Records shown:
** Start **

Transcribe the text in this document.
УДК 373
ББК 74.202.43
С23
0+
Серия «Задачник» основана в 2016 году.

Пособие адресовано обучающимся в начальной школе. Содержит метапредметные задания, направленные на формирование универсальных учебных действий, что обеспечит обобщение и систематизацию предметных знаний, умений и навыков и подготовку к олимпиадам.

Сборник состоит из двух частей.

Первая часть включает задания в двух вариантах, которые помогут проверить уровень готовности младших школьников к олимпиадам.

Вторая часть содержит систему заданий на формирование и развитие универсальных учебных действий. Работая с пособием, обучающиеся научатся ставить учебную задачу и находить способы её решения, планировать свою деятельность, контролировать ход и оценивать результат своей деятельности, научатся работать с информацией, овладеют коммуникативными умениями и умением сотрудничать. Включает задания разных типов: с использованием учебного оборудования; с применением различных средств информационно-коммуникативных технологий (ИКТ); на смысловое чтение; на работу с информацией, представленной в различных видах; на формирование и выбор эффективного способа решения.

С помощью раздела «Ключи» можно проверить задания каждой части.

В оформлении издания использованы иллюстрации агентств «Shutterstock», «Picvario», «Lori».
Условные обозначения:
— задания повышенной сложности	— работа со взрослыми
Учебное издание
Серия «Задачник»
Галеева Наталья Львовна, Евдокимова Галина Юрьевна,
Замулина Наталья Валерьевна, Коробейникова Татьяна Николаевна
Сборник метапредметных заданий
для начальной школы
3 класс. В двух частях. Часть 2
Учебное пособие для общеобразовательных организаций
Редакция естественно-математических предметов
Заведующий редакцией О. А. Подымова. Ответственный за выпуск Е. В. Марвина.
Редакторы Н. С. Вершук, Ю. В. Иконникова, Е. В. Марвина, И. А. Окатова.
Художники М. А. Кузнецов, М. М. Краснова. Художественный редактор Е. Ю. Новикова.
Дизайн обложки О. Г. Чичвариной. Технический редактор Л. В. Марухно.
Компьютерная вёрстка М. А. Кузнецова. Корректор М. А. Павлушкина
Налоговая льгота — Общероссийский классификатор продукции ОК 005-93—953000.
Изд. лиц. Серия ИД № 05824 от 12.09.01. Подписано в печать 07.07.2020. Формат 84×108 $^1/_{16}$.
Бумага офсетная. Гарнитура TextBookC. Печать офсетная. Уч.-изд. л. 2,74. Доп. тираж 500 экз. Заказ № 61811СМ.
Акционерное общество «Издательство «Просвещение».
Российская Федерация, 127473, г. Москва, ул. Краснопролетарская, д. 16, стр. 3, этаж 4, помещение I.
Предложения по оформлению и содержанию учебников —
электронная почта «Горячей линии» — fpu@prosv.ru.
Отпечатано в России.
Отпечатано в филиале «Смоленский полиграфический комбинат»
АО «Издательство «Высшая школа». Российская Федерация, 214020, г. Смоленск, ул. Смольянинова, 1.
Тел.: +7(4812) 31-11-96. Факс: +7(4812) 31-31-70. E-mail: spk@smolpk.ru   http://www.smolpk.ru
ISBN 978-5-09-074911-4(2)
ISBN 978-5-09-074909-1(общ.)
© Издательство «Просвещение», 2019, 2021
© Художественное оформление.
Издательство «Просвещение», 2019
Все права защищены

** End **

What to work on: Return every line above in which the string "Марвина" occurs.

Task result:
Заведующий редакцией О. А. Подымова. Ответственный за выпуск Е. В. Марвина.
Редакторы Н. С. Вершук, Ю. В. Иконникова, Е. В. Марвина, И. А. Окатова.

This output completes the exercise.